== Reading passage ==
_ _ _

Brain science teaches us that how I feel and how I handle myself when the stakes are high is a function of how I have handled myself in the myriad threats that preceded the current crisis. Each earlier threat, big or small, has pre-conditioned my mind based on my thoughts, reactions, and my beliefs about my capabilities, culpability, and support. These past factors determine with near certainty whether I will be crippled by fear or transcend it, in this situation and each time fear rears its monstrous head in the future.
So, what can I do — what can we do — to ensure that our best self shows up when we need her most?
We can condition our response to fear to strengthen our inner certitude rather than cause a loss of confidence.
Unmanaged, fear can confuse us, hinder our achievements, and limit our potential. Fear often hijacks our thinking, throwing us into a downward spiral. With each successive failure, fear gains strength and we lose power. Worst of all, fear can block the very thing we need to bring forth our best self: conscious thought.
Conversely, each time we conquer fear, we increase the likelihood of success which boosts our confidence that we can handle more significant challenges. Every past moment of success positively influences our mind’s interpretation of the next pressure-filled moment. You can summon enough strength to do it again because you have done it before. Best of all, once we learn how to rebound from failure, subsequent failures are interpreted merely as springboards for our success.
Faith in our capabilities and support is our strongest defense against fear.
To reliably bring forth our best self in the worst of circumstances, we must prepare our minds intentionally in advance. We can teach ourselves to detect the flaws in our thinking that are either caused by fear, influenced by fear, or honor fear and rewire our brains to interrupt them. We can reverse unproductive habits in our thinking by deliberately replacing them with upgraded thoughts that pull for our success through mindful practice.

_ _ _

[Layout element lines]

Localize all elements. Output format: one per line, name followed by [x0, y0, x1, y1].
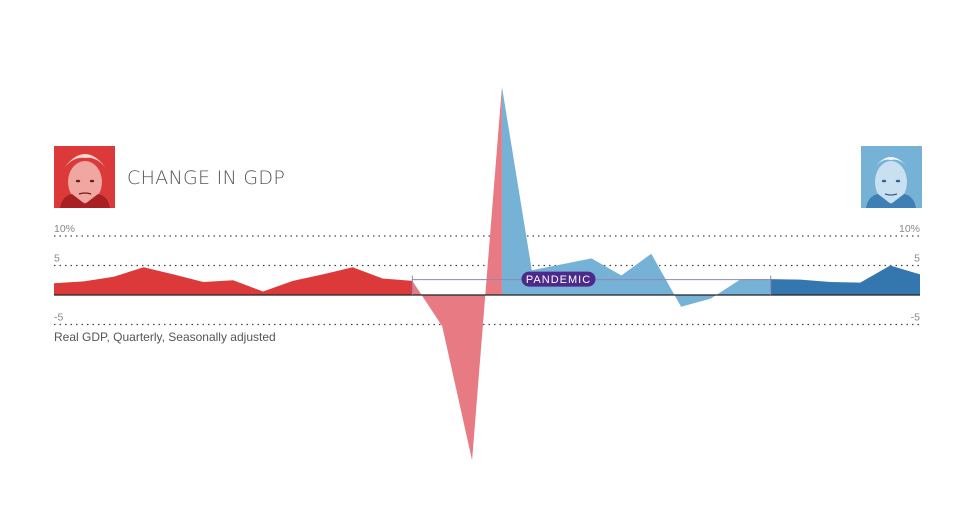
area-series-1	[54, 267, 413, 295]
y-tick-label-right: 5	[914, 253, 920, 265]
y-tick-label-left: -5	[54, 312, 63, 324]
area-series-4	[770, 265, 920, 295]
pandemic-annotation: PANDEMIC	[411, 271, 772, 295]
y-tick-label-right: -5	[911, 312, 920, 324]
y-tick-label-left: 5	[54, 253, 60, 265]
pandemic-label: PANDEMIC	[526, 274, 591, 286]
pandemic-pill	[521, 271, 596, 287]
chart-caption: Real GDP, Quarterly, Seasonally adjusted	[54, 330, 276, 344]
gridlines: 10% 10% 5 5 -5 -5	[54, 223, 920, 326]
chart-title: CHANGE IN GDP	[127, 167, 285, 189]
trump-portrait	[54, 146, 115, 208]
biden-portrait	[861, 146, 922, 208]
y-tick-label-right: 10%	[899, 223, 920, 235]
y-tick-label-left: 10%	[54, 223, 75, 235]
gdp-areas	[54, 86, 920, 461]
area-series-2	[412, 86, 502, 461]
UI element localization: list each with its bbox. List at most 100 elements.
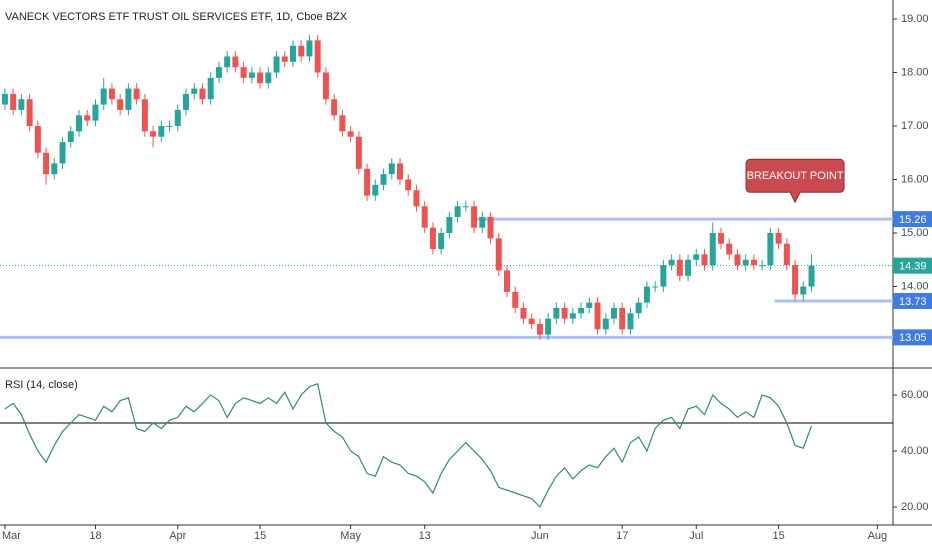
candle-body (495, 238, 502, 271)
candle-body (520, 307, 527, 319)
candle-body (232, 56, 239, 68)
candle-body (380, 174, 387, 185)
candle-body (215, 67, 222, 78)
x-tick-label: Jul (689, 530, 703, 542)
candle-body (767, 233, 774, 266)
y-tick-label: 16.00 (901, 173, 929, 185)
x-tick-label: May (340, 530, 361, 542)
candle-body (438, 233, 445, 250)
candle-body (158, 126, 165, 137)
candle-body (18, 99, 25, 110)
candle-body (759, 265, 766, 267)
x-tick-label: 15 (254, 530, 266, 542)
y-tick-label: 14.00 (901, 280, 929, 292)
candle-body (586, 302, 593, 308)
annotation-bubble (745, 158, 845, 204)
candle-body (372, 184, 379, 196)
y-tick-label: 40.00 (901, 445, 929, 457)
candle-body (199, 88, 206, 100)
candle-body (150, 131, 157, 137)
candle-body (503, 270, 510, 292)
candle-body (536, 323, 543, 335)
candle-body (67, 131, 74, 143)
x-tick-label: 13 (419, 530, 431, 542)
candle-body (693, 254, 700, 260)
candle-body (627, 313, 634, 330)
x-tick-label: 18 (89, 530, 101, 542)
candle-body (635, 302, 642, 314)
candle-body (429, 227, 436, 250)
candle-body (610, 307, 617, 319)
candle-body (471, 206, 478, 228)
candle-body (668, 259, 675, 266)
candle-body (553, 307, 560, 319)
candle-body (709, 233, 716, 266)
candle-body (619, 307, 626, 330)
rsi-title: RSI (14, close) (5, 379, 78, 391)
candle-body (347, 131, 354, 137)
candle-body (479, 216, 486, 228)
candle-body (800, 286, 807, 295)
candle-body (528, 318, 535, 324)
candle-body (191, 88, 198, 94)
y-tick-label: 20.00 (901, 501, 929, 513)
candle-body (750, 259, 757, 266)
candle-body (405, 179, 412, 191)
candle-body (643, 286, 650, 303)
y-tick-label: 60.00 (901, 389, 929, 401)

_ _ _

== Work to do ==
**A)** In the passage about fear, what is named as our strongest defense against fear?
**B)** Write what comes next in the passage about fear, picking up right after its final sentence.

== In response ==
**A)** Faith in our capabilities and support.

**B)**
What’s the difference between habit and practice?
Until 2014, I thought habits and practices were the same things. They’re not.
I enrolled in a four-month course called the Well Being Challenge, led by transformation expert and CEO of POP Associates, Andrea Bednar. The course was simple. Design a series of things that you will consistently do every week (preferably every day) and report back to the group every day without fail whether you did them or not. There was a financial penalty due immediately if you did not provide a report or if you did not do the things you committed to doing at the start of the course. The penalty was just big enough to discourage you from the daily temptation of not following through and grew painful quickly if multiple days were missed. I believe they call that incentive.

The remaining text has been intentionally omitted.